WRITTEN INSTRUCTION
Scan the records below for lines with the word "Carbon", then state how many you find and nothing else.

Dataset listings of figures
----------------------------------------
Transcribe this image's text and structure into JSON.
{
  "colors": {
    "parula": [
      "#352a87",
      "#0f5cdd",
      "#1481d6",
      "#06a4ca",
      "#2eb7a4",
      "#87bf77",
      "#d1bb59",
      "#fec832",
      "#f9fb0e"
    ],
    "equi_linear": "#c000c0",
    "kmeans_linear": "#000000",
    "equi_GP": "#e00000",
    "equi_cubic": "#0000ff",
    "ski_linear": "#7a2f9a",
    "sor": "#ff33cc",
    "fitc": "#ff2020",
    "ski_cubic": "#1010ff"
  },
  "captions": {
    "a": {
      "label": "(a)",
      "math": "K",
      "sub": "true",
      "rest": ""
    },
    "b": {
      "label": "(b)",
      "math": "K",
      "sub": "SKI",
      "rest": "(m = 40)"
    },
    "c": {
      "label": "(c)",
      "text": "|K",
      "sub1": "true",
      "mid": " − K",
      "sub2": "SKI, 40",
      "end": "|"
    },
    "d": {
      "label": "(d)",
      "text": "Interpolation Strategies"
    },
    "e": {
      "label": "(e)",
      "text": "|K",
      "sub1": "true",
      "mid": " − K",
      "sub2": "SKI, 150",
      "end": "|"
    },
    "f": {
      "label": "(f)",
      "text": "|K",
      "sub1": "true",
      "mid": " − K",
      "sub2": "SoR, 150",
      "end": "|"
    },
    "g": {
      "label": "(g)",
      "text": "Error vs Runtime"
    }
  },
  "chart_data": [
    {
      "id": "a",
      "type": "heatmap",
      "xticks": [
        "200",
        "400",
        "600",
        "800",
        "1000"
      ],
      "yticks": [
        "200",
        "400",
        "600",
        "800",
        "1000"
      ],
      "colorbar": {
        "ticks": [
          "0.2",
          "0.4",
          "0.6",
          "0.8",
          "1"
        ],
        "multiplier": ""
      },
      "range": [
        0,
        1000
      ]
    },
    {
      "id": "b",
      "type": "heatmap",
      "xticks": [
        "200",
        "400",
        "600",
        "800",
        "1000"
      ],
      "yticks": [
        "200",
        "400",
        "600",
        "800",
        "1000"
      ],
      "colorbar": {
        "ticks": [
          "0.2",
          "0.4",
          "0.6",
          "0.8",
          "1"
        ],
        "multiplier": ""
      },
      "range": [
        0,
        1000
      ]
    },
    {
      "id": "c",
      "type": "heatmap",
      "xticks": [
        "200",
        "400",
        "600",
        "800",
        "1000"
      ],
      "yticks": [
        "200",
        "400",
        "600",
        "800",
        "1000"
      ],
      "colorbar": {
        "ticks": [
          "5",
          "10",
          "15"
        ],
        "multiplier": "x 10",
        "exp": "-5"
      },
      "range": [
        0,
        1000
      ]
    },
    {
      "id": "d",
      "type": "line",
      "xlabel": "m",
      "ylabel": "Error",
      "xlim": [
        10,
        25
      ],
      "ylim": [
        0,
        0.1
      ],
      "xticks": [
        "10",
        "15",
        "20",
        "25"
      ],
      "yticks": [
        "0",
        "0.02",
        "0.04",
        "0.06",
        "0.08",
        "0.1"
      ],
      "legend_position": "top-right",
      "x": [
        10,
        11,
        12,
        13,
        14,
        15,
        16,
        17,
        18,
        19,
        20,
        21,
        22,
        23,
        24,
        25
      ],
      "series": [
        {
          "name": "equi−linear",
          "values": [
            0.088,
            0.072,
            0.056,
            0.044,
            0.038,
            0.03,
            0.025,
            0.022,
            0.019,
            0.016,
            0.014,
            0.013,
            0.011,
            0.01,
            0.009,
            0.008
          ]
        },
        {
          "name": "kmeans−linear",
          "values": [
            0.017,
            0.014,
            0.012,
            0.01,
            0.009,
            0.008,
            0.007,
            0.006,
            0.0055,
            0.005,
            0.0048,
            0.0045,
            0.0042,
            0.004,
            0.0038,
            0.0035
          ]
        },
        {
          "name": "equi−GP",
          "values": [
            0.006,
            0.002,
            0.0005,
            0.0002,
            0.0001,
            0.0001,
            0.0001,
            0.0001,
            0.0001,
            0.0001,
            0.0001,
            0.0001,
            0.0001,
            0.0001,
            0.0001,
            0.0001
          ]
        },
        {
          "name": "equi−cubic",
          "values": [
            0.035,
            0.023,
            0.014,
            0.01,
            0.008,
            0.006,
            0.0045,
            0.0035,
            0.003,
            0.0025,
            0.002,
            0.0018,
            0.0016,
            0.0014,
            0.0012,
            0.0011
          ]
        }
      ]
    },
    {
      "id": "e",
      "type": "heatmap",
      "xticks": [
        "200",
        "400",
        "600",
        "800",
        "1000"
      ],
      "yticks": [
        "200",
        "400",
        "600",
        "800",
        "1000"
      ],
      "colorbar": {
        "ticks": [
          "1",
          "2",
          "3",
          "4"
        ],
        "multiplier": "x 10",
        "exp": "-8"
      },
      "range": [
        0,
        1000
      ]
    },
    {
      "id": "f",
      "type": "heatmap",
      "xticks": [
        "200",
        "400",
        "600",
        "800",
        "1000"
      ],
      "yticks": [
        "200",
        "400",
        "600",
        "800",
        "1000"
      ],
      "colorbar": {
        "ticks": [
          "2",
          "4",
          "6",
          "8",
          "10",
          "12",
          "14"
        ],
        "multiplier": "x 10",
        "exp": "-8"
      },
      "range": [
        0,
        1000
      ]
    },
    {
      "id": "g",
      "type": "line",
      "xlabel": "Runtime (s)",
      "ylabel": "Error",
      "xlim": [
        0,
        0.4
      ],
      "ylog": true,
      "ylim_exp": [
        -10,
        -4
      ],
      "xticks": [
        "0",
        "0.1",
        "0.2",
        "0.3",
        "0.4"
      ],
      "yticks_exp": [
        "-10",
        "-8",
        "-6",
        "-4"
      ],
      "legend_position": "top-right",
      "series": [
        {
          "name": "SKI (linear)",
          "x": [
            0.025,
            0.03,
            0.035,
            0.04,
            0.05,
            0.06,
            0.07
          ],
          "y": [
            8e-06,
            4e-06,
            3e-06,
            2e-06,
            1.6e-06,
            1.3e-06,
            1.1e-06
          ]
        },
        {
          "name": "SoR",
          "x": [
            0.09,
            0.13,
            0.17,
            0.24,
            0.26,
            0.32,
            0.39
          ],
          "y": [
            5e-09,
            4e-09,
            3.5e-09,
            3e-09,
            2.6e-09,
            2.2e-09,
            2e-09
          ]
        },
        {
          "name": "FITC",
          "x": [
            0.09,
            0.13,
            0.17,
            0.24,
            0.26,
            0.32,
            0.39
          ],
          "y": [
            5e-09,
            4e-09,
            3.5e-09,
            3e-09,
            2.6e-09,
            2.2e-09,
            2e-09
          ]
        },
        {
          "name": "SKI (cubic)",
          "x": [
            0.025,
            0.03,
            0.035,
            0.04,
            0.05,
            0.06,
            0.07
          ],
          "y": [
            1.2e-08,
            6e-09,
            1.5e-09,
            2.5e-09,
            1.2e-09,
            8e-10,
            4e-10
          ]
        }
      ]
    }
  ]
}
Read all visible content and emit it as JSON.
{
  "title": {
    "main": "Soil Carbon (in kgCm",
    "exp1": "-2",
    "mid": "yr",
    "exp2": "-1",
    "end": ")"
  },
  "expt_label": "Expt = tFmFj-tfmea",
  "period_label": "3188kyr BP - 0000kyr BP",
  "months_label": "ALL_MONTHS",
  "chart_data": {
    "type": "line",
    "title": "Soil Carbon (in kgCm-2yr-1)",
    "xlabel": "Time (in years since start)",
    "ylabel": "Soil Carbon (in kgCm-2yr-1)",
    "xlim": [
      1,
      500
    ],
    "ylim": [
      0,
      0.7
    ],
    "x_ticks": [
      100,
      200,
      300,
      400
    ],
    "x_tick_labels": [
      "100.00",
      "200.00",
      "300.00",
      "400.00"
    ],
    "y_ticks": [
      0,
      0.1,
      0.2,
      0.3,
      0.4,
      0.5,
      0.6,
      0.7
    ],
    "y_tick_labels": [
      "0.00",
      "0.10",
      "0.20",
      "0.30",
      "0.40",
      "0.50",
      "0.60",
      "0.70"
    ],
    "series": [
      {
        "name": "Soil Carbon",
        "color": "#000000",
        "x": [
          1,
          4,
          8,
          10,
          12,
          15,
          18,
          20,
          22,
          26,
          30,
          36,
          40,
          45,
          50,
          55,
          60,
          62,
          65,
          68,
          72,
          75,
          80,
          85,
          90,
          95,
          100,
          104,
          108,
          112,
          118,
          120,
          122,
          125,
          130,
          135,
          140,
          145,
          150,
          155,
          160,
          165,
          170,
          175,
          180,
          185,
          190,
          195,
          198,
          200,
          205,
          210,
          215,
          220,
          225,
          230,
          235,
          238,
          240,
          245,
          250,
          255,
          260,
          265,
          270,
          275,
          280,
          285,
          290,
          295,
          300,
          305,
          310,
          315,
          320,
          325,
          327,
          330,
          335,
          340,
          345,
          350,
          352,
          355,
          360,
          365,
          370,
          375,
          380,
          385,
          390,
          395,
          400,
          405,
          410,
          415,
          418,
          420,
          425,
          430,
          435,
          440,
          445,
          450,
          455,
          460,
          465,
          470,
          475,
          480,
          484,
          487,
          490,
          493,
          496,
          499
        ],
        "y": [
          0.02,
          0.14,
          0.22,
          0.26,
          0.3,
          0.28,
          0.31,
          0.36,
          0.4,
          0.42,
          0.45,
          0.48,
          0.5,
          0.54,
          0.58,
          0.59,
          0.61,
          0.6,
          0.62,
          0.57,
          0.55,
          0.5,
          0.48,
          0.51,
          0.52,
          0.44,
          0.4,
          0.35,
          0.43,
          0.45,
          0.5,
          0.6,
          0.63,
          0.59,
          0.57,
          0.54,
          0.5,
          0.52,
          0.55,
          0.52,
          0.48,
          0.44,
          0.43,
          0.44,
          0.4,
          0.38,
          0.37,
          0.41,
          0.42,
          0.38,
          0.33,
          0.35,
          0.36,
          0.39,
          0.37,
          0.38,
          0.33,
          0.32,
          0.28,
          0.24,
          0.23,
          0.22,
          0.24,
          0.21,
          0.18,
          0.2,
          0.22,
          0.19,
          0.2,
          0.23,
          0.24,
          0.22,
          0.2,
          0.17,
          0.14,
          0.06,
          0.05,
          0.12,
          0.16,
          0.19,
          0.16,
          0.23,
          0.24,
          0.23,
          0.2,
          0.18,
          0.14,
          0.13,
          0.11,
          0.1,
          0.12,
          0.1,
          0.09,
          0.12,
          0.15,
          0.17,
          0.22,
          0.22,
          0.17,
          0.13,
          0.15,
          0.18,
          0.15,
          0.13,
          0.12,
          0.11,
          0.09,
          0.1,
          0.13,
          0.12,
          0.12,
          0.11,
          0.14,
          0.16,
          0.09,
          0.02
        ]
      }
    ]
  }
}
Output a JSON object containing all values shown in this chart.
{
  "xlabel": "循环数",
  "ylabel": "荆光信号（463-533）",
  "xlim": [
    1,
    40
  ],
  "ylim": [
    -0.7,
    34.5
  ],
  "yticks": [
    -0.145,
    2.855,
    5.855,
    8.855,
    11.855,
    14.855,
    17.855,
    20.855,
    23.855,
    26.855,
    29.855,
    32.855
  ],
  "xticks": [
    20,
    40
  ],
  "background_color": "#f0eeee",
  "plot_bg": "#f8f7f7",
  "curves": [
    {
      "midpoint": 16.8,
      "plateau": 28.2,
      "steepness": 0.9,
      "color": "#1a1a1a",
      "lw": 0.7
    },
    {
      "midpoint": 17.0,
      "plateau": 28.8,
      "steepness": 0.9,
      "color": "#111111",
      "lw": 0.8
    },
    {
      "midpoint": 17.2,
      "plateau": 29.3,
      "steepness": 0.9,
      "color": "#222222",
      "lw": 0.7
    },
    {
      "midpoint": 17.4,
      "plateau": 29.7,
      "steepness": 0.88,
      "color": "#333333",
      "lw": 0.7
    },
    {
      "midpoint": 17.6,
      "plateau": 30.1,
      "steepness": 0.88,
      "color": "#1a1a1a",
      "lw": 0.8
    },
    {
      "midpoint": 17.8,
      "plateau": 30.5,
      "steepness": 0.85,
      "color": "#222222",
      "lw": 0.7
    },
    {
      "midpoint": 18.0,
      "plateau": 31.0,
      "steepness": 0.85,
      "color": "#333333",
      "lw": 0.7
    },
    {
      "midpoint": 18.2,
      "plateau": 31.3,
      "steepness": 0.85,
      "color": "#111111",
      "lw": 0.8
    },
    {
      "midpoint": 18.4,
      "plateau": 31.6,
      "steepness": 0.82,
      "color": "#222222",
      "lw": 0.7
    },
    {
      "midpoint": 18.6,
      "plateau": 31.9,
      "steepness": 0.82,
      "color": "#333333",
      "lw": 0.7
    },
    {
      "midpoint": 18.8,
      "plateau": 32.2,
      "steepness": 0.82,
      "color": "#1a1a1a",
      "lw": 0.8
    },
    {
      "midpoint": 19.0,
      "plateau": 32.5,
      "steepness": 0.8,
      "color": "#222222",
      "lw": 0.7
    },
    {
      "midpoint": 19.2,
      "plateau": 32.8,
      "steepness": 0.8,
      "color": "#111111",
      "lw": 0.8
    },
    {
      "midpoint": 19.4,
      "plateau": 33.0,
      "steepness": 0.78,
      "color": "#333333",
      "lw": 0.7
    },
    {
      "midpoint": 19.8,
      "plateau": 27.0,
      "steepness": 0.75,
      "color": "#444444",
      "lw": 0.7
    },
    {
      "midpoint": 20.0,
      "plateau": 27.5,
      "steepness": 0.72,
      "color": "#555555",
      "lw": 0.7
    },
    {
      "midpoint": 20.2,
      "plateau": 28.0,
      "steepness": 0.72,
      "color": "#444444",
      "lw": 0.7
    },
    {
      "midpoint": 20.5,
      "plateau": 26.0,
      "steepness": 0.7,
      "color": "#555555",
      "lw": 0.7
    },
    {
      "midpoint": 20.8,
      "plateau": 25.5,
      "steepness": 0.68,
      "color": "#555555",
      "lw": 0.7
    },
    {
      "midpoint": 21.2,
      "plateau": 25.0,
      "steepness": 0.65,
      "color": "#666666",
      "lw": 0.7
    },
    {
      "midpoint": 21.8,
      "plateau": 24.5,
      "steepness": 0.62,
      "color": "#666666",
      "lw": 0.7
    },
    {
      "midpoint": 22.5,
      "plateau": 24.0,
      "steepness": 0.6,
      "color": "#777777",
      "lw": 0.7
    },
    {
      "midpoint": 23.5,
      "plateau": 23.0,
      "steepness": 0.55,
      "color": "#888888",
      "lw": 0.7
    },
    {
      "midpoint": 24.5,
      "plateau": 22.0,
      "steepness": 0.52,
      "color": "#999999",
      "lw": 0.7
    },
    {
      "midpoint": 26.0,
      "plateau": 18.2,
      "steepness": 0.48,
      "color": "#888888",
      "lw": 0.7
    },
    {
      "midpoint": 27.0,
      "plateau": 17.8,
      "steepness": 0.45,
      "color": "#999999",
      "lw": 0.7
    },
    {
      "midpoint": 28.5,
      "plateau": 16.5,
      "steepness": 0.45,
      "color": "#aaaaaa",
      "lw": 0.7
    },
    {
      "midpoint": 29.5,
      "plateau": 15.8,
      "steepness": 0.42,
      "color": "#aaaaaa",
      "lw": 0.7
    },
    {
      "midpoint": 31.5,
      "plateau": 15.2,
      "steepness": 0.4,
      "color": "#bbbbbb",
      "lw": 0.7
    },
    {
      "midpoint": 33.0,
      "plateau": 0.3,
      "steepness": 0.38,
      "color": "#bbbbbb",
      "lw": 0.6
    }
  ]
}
----------------------------------------
RESULT
4